Collect each line holding the string "için".

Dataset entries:
BEGIN

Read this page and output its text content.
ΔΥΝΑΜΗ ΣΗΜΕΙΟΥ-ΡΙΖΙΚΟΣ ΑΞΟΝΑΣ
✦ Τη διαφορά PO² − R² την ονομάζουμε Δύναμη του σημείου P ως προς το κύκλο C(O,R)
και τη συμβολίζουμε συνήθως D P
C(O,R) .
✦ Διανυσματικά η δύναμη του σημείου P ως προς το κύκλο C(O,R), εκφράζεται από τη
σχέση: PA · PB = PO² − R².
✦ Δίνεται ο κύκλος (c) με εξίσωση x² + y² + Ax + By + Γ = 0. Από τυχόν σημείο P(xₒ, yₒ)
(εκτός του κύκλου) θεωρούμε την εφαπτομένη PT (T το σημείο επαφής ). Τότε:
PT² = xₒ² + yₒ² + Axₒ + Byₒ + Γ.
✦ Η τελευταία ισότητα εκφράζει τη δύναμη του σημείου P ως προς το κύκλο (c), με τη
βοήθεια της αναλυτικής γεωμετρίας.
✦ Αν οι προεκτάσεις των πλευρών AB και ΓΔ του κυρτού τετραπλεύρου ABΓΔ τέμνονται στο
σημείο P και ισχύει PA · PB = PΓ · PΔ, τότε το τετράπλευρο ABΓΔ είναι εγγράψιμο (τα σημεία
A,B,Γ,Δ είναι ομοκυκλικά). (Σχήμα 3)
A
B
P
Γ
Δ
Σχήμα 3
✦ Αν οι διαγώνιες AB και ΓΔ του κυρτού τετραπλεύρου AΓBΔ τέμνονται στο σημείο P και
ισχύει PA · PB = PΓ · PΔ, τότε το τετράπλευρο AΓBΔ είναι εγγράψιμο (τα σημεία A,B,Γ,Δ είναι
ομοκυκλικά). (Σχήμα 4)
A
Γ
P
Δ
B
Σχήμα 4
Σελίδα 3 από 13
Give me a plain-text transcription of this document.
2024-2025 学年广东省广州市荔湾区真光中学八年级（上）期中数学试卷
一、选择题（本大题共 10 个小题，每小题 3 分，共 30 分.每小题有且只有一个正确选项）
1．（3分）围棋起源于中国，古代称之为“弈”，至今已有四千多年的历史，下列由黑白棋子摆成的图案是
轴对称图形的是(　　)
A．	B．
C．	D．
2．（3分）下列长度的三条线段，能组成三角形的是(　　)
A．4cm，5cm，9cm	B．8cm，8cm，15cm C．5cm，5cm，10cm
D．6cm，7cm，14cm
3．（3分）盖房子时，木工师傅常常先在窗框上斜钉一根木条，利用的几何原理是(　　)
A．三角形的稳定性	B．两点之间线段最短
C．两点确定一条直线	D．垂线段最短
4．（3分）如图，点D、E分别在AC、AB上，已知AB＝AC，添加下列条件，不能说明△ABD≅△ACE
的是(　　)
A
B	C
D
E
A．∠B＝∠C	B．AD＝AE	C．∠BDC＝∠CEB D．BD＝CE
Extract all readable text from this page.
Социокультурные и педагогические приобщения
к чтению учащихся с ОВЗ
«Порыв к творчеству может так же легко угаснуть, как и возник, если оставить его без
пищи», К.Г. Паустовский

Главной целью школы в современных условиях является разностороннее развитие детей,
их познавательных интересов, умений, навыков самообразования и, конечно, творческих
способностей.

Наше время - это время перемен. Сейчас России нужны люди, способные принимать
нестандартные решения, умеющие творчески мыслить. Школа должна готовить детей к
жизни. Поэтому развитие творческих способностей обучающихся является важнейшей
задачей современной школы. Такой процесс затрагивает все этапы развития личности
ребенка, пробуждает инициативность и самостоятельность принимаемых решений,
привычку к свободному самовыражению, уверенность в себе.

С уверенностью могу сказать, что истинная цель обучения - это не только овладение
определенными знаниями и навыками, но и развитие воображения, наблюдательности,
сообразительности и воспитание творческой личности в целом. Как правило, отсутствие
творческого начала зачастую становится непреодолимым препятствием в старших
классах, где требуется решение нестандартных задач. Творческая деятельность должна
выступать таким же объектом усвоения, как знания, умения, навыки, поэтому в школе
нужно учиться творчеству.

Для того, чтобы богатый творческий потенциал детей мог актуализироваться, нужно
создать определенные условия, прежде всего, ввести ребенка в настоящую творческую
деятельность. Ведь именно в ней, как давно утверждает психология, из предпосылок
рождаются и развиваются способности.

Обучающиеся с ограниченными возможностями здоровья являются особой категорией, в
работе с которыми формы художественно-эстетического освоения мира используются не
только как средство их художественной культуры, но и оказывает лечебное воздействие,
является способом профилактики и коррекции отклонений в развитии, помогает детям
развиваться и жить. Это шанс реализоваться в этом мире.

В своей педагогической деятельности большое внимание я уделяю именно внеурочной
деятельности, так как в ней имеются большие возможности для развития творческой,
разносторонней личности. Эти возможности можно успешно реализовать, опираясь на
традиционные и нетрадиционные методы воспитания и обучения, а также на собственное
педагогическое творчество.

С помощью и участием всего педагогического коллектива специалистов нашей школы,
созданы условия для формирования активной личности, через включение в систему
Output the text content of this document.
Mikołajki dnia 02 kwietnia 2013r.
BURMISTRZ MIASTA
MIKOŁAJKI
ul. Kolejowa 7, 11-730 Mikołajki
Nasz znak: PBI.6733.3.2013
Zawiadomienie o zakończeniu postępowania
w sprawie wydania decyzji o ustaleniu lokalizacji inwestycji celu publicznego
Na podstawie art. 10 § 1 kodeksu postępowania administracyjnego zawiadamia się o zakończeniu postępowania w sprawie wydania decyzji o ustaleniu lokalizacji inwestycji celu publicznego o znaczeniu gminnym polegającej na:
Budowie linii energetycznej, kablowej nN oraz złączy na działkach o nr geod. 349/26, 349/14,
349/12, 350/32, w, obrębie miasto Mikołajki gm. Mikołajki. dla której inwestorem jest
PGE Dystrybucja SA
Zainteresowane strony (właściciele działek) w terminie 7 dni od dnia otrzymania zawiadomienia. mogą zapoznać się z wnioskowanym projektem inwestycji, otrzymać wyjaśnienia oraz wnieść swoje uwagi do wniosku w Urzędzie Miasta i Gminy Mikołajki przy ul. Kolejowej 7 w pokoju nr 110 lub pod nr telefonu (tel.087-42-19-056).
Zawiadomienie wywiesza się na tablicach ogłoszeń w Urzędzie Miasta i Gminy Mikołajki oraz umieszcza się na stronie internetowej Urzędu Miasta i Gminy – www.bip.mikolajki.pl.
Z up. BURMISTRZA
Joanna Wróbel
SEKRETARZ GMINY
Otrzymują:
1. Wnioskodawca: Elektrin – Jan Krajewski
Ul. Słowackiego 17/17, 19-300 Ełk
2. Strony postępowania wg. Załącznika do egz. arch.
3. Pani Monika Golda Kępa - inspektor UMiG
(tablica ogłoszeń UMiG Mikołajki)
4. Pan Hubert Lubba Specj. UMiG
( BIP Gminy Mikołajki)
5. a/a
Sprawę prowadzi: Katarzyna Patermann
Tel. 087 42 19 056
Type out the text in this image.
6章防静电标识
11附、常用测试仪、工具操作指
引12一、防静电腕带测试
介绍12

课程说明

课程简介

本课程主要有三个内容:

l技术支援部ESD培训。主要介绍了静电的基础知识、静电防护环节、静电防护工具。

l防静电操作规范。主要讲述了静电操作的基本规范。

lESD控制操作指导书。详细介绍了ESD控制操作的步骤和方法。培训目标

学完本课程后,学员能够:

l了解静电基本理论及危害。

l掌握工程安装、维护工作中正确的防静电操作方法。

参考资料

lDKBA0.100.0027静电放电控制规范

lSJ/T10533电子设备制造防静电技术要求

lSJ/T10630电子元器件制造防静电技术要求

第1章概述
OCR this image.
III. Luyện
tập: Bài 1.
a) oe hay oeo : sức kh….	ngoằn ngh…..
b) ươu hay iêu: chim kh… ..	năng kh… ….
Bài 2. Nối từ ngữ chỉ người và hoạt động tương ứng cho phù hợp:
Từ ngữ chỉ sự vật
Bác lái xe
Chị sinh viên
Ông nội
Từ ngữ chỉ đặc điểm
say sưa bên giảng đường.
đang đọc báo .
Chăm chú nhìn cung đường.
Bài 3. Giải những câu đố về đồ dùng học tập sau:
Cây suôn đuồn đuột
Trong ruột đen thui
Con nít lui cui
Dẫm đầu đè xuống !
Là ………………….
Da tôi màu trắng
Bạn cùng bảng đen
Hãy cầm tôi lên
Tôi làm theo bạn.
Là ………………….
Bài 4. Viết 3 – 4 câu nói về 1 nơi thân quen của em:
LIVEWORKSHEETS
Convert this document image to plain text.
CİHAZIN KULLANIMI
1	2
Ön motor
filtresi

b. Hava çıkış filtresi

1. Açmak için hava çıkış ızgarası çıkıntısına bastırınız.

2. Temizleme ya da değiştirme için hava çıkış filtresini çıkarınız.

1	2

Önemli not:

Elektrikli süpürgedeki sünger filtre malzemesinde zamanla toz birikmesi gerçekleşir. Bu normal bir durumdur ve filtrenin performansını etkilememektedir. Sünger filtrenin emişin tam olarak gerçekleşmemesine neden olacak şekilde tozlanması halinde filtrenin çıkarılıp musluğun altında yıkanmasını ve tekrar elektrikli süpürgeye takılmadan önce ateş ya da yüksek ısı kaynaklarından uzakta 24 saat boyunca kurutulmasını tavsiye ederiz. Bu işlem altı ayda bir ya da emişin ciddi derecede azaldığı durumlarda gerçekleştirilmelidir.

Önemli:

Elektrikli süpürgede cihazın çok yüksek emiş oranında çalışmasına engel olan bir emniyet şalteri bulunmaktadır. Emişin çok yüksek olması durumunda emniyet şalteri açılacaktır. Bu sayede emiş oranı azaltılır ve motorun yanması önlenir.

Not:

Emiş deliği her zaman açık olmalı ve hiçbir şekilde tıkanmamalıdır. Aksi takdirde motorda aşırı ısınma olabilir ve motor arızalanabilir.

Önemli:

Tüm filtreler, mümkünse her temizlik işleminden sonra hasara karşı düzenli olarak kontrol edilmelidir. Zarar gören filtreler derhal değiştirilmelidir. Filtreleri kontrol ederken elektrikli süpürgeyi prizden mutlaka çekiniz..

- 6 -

END

▶ **Exercise result**
1. Açmak için hava çıkış ızgarası çıkıntısına bastırınız.
2. Temizleme ya da değiştirme için hava çıkış filtresini çıkarınız.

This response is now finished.